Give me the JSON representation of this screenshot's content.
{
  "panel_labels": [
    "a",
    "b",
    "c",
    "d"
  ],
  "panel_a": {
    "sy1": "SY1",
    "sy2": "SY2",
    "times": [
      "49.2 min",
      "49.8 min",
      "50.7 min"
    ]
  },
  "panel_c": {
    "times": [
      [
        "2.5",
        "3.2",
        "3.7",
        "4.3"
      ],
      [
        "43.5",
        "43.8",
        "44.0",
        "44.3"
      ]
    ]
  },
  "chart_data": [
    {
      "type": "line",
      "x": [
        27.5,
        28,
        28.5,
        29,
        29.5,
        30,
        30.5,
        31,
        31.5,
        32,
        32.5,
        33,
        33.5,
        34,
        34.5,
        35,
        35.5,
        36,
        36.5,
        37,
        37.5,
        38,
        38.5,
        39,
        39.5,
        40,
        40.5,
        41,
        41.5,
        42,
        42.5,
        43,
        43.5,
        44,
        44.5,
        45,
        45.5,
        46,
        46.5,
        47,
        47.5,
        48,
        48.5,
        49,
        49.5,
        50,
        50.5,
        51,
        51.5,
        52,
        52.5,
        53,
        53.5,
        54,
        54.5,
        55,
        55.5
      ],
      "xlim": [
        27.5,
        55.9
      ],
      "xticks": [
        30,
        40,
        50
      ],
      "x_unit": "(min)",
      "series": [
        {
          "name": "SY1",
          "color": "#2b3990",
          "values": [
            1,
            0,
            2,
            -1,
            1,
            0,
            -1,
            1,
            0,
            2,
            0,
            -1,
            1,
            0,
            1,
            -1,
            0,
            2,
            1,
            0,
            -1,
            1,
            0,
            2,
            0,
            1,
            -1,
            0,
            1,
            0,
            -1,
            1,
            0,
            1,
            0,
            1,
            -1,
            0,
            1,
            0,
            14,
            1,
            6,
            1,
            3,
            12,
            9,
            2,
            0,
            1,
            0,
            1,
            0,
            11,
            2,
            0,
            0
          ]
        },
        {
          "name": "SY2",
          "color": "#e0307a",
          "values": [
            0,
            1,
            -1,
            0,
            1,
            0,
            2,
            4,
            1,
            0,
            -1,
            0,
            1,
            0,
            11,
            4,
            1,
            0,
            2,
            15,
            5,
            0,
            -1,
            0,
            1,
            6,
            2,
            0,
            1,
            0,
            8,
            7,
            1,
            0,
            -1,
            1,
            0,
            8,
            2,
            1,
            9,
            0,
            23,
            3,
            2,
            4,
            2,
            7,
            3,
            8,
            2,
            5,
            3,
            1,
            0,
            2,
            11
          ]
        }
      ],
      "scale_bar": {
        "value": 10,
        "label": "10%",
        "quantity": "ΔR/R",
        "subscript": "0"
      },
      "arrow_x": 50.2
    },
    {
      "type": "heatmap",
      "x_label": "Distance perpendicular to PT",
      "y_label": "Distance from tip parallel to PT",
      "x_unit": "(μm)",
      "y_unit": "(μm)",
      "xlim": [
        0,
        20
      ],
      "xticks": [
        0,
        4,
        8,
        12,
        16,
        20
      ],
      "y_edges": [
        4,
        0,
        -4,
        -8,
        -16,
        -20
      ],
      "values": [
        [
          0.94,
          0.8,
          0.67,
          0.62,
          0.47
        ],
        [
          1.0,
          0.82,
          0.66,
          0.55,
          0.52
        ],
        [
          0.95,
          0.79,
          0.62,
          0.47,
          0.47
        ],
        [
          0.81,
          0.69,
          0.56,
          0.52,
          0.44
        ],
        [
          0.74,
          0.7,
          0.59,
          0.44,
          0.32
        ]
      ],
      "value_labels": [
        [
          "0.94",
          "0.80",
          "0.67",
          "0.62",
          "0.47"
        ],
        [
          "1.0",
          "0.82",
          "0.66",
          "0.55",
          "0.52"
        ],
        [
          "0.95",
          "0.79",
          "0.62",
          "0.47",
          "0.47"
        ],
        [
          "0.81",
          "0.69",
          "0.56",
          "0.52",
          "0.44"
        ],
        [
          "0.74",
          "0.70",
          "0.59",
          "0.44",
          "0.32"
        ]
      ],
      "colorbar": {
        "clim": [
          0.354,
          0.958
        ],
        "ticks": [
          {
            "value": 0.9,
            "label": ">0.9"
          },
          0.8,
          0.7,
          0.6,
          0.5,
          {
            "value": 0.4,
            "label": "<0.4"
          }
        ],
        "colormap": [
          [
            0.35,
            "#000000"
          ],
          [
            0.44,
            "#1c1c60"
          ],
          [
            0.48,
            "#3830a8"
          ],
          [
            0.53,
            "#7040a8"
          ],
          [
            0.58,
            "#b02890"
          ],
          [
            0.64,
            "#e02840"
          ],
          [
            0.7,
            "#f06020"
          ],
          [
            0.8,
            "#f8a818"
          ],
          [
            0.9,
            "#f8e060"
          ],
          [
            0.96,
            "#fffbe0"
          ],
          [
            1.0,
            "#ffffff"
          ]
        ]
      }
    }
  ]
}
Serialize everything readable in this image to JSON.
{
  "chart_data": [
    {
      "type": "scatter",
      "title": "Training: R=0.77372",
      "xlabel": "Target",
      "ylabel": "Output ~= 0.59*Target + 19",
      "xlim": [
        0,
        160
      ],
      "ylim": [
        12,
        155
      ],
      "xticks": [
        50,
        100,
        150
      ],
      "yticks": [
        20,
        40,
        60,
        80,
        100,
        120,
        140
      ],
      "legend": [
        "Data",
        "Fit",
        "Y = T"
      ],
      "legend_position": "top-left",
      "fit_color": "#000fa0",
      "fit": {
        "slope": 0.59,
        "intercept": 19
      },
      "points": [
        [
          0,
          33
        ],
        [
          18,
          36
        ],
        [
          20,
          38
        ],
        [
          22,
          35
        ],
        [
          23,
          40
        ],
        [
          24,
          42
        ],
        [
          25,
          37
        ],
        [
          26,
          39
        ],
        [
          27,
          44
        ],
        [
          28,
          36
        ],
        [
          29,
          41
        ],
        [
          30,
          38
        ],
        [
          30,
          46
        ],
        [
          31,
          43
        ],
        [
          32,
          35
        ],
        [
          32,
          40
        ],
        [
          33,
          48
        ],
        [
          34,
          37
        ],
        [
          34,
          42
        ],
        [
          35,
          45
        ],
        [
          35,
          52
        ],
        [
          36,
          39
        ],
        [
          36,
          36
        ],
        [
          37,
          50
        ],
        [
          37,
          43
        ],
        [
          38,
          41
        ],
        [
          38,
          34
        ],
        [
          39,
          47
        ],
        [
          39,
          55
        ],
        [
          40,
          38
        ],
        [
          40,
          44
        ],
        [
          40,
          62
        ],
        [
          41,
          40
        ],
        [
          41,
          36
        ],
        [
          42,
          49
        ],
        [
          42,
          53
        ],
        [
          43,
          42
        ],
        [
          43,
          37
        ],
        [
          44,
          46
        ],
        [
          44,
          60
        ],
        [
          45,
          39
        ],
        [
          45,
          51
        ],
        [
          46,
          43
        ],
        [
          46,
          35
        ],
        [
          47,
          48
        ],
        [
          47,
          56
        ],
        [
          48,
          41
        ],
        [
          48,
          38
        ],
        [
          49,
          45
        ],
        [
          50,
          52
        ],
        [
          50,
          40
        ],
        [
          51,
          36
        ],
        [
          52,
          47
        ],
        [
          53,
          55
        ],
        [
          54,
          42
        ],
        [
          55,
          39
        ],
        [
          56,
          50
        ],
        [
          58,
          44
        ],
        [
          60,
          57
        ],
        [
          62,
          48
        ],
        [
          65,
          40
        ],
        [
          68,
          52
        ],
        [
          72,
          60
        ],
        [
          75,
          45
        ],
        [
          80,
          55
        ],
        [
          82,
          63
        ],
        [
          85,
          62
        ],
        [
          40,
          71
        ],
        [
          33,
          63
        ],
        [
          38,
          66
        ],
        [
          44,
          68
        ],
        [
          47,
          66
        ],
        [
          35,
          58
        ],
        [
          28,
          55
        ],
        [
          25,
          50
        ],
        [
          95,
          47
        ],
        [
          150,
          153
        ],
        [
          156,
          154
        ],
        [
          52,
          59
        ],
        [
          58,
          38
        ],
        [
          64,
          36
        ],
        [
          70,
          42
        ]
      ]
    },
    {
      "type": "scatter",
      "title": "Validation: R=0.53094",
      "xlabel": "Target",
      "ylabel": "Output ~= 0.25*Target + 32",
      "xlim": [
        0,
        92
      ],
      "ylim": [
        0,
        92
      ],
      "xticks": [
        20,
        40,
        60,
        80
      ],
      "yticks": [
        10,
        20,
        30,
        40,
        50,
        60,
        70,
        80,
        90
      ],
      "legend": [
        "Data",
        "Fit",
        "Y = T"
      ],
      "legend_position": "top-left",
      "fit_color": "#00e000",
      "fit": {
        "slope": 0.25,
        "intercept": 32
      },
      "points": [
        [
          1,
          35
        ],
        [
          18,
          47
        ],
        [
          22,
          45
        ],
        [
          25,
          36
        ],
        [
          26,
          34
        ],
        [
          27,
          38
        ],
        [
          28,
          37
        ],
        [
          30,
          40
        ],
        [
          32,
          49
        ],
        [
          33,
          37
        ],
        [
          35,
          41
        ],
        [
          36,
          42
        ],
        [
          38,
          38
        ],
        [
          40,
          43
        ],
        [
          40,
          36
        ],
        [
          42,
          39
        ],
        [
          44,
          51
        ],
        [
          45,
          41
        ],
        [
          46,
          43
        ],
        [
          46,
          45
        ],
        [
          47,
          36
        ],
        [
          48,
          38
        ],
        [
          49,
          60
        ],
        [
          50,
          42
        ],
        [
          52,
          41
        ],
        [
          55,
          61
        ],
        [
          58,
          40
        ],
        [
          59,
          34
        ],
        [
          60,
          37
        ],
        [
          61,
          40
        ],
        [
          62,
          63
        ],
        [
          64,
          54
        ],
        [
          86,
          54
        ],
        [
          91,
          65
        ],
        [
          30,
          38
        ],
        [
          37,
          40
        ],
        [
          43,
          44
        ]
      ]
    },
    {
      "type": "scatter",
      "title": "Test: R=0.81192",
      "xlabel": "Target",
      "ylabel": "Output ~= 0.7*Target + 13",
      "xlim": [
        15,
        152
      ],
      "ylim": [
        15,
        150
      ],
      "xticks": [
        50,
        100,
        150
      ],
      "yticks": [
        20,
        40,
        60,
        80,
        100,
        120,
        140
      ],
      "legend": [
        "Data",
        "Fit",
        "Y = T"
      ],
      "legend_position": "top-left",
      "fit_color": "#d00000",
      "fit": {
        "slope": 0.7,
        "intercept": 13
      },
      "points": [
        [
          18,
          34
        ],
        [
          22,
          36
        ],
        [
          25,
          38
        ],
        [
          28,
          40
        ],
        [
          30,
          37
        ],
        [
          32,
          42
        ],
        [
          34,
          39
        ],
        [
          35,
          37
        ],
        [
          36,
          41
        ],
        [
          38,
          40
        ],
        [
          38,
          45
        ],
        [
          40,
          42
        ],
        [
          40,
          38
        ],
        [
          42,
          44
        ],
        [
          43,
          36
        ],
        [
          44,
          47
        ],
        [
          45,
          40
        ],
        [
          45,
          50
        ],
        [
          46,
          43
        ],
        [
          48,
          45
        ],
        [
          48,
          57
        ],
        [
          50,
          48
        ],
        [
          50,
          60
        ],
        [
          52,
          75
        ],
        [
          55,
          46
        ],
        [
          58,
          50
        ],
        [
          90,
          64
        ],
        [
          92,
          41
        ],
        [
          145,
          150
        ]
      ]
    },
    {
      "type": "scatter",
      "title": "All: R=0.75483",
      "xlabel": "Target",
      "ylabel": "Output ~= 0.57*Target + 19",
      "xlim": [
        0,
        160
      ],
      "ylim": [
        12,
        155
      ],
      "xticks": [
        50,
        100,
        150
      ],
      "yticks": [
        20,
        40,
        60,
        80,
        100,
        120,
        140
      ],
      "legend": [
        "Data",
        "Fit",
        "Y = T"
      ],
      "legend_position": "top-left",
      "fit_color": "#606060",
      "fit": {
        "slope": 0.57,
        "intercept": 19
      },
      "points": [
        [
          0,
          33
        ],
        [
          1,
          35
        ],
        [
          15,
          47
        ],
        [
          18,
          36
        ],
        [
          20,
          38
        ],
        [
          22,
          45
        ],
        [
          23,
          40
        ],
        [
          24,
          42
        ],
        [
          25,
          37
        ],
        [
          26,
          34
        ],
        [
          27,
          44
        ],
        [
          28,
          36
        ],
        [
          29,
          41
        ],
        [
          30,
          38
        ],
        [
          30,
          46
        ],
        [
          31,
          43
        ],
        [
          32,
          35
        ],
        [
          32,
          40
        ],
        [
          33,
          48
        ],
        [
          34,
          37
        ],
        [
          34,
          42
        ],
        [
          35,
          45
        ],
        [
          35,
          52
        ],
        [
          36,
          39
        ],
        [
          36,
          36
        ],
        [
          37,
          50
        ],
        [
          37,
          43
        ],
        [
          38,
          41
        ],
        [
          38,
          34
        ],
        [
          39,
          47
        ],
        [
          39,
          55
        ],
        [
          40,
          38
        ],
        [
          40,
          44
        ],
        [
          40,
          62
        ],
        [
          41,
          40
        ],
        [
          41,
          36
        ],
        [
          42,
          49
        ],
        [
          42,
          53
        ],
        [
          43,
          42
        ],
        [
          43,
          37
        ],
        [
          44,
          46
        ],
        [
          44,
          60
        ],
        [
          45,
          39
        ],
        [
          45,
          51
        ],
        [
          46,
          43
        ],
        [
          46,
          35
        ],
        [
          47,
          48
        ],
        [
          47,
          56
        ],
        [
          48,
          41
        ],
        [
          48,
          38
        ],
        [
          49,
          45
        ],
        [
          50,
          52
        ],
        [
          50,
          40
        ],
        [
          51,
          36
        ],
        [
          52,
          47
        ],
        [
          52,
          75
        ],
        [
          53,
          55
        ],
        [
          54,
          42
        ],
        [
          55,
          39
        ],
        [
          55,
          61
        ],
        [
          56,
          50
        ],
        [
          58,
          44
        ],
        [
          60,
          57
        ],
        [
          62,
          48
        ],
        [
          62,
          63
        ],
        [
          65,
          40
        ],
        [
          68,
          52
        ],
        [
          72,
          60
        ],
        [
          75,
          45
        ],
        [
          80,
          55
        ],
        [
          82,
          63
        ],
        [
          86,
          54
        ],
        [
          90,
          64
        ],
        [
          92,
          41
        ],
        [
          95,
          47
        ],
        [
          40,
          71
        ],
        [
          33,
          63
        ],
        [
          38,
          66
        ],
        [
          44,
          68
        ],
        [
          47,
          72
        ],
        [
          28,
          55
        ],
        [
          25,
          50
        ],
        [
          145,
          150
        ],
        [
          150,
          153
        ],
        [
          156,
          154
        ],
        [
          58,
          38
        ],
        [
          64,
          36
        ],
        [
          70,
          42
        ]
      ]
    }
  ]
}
──────────────────────────────
# [TASK TO CARRY OUT]
Show all lines from the listing above in which "title" appears.

# [EXERCISE RESULT]
      "title": "Training: R=0.77372",
      "title": "Validation: R=0.53094",
      "title": "Test: R=0.81192",
      "title": "All: R=0.75483",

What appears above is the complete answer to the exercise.